■ Fonte
--

Com os eventos de ciclones desde junho deste ano, que se agravou com as chuvas de 25 de setembro, foram expostos os problemas de falta de manutenção e da infraestrutura precária das Unidades de Triagem (UTs) de Porto Alegre. A UT Aterro Norte virou uma grande lagoa, com os resíduos boiando no pátio e sem nenhuma condição de trabalho.
Como forma de apoiar as UTs que pediam socorro em vários grupos de WhatsApp, as colegas do POA Inquieta/Resíduos – Sílvia Marcuzzo, Cristina Petry, Alba de La Rosa, Mercedes Bendati, Ana Paula Medeiros, Simone Pinheiro e eu – nos unimos e criamos a Campanha de Apoio à Reciclagem – Por melhores condições nas Unidades de Triagem para cobrir despesas urgentes provenientes das fortes chuvas.

--

■ Material fornecido
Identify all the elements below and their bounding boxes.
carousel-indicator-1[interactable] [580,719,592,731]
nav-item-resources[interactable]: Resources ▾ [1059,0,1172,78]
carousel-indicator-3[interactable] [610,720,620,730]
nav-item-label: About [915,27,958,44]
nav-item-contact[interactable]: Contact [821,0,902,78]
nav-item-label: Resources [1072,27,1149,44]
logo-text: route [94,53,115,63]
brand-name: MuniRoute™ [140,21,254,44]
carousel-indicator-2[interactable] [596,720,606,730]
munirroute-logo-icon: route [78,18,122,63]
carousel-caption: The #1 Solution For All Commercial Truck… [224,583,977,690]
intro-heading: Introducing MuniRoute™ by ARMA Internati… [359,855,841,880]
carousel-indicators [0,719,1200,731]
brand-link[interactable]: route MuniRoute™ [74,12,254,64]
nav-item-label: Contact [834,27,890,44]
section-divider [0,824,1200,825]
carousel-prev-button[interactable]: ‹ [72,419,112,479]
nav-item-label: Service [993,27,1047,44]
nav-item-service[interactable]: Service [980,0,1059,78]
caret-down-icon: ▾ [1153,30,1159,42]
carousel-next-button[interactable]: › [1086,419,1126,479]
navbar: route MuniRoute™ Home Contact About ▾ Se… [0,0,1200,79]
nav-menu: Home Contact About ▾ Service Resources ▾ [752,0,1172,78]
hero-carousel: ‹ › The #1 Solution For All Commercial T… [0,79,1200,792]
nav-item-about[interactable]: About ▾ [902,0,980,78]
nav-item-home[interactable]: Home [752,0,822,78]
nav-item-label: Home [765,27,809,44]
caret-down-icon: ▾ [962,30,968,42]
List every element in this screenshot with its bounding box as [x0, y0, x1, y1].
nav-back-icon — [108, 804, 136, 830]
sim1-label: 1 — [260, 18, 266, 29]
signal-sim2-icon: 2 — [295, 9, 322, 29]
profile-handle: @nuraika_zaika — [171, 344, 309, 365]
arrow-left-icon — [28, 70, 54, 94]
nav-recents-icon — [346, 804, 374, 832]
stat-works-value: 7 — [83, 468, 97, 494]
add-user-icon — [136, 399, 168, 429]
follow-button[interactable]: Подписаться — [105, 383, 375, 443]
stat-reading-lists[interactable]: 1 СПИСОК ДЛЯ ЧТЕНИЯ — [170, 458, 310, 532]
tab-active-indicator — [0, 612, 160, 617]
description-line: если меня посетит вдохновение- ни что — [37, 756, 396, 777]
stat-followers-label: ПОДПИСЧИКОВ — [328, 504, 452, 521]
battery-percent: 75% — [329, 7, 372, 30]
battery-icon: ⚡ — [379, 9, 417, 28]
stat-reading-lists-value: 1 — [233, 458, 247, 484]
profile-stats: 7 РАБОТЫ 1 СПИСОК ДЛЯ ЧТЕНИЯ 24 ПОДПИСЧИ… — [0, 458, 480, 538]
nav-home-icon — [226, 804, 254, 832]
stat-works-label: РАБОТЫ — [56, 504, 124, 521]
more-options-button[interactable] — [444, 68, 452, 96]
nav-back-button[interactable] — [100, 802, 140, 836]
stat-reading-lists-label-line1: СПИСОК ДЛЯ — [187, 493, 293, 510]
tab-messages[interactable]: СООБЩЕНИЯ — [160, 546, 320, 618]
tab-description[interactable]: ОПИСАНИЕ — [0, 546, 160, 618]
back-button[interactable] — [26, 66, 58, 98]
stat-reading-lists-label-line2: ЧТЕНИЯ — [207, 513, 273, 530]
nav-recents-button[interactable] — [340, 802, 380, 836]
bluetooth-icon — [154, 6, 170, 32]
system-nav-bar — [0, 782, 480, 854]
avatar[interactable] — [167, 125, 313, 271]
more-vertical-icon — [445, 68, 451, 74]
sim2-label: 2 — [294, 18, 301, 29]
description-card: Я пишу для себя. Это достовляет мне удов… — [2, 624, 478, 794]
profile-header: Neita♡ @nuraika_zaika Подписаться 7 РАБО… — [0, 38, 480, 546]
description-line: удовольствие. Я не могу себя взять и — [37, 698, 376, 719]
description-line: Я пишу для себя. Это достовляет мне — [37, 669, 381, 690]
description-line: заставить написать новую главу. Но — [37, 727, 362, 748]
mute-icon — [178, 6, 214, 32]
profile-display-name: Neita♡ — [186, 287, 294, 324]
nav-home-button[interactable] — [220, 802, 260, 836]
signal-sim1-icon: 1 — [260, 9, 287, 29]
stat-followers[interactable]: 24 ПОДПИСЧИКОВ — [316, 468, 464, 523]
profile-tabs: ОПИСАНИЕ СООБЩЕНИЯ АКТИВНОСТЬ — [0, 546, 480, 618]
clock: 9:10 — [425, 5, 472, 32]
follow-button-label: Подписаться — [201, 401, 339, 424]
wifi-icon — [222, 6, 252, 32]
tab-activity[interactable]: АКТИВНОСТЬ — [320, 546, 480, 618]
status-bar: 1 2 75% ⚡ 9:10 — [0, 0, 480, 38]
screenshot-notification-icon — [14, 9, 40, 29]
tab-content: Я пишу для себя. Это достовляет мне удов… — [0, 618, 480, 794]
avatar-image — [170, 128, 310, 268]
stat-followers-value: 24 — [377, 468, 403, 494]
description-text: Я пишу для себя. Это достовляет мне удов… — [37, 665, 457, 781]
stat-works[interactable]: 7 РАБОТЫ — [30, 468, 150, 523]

--

■ Lista de tarefas
a - Responda com base no texto sobre as Unidades de Triagem:
(i) Em que data ocorreram as chuvas que agravaram a situação?
(ii) Qual unidade virou uma grande lagoa?
(iii) Qual é o nome da campanha criada pelas colegas do POA Inquieta/Resíduos?
b - Transcreva do texto sobre as Unidades de Triagem o trecho que se inicia pelas palavras que contêm "Com os eventos" e se encerra em "condição de trabalho.".

■ Respostas
a -
(i) 25 de setembro.
(ii) A UT Aterro Norte.
(iii) Campanha de Apoio à Reciclagem – Por melhores condições nas Unidades de Triagem.

b -
Com os eventos de ciclones desde junho deste ano, que se agravou com as chuvas de 25 de setembro, foram expostos os problemas de falta de manutenção e da infraestrutura precária das Unidades de Triagem (UTs) de Porto Alegre. A UT Aterro Norte virou uma grande lagoa, com os resíduos boiando no pátio e sem nenhuma condição de trabalho.